» Work required: Every line of the data below should be repeated exactly, and no picture should be copied.

Collection entries
* * *

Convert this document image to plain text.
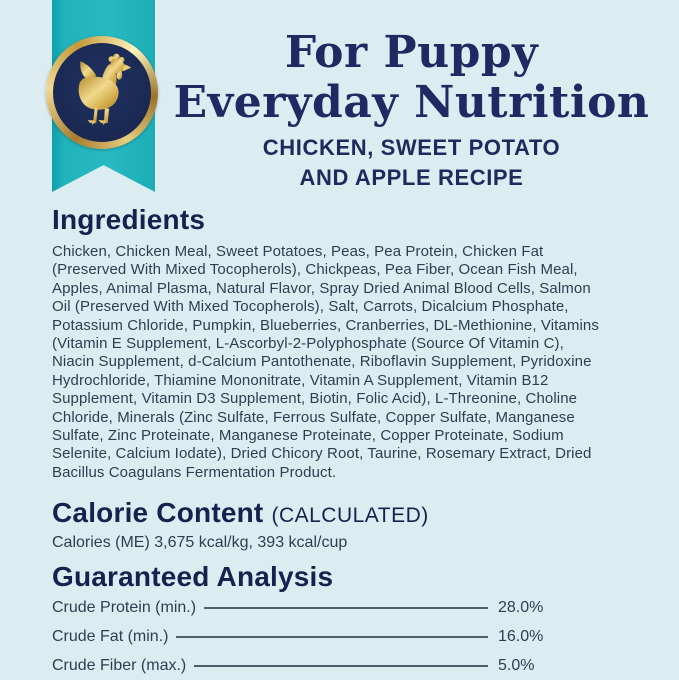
For Puppy
Everyday Nutrition
CHICKEN, SWEET POTATO
AND APPLE RECIPE
Ingredients
Chicken, Chicken Meal, Sweet Potatoes, Peas, Pea Protein, Chicken Fat
(Preserved With Mixed Tocopherols), Chickpeas, Pea Fiber, Ocean Fish Meal,
Apples, Animal Plasma, Natural Flavor, Spray Dried Animal Blood Cells, Salmon
Oil (Preserved With Mixed Tocopherols), Salt, Carrots, Dicalcium Phosphate,
Potassium Chloride, Pumpkin, Blueberries, Cranberries, DL-Methionine, Vitamins
(Vitamin E Supplement, L-Ascorbyl-2-Polyphosphate (Source Of Vitamin C),
Niacin Supplement, d-Calcium Pantothenate, Riboflavin Supplement, Pyridoxine
Hydrochloride, Thiamine Mononitrate, Vitamin A Supplement, Vitamin B12
Supplement, Vitamin D3 Supplement, Biotin, Folic Acid), L-Threonine, Choline
Chloride, Minerals (Zinc Sulfate, Ferrous Sulfate, Copper Sulfate, Manganese
Sulfate, Zinc Proteinate, Manganese Proteinate, Copper Proteinate, Sodium
Selenite, Calcium Iodate), Dried Chicory Root, Taurine, Rosemary Extract, Dried
Bacillus Coagulans Fermentation Product.
Calorie Content (CALCULATED)
Calories (ME) 3,675 kcal/kg, 393 kcal/cup
Guaranteed Analysis
Crude Protein (min.)	28.0%
Crude Fat (min.)	16.0%
Crude Fiber (max.)	5.0%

* * *

» Answer:
Convert this document image to plain text.
For Puppy
Everyday Nutrition
CHICKEN, SWEET POTATO
AND APPLE RECIPE
Ingredients
Chicken, Chicken Meal, Sweet Potatoes, Peas, Pea Protein, Chicken Fat
(Preserved With Mixed Tocopherols), Chickpeas, Pea Fiber, Ocean Fish Meal,
Apples, Animal Plasma, Natural Flavor, Spray Dried Animal Blood Cells, Salmon
Oil (Preserved With Mixed Tocopherols), Salt, Carrots, Dicalcium Phosphate,
Potassium Chloride, Pumpkin, Blueberries, Cranberries, DL-Methionine, Vitamins
(Vitamin E Supplement, L-Ascorbyl-2-Polyphosphate (Source Of Vitamin C),
Niacin Supplement, d-Calcium Pantothenate, Riboflavin Supplement, Pyridoxine
Hydrochloride, Thiamine Mononitrate, Vitamin A Supplement, Vitamin B12
Supplement, Vitamin D3 Supplement, Biotin, Folic Acid), L-Threonine, Choline
Chloride, Minerals (Zinc Sulfate, Ferrous Sulfate, Copper Sulfate, Manganese
Sulfate, Zinc Proteinate, Manganese Proteinate, Copper Proteinate, Sodium
Selenite, Calcium Iodate), Dried Chicory Root, Taurine, Rosemary Extract, Dried
Bacillus Coagulans Fermentation Product.
Calorie Content (CALCULATED)
Calories (ME) 3,675 kcal/kg, 393 kcal/cup
Guaranteed Analysis
Crude Protein (min.)	28.0%
Crude Fat (min.)	16.0%
Crude Fiber (max.)	5.0%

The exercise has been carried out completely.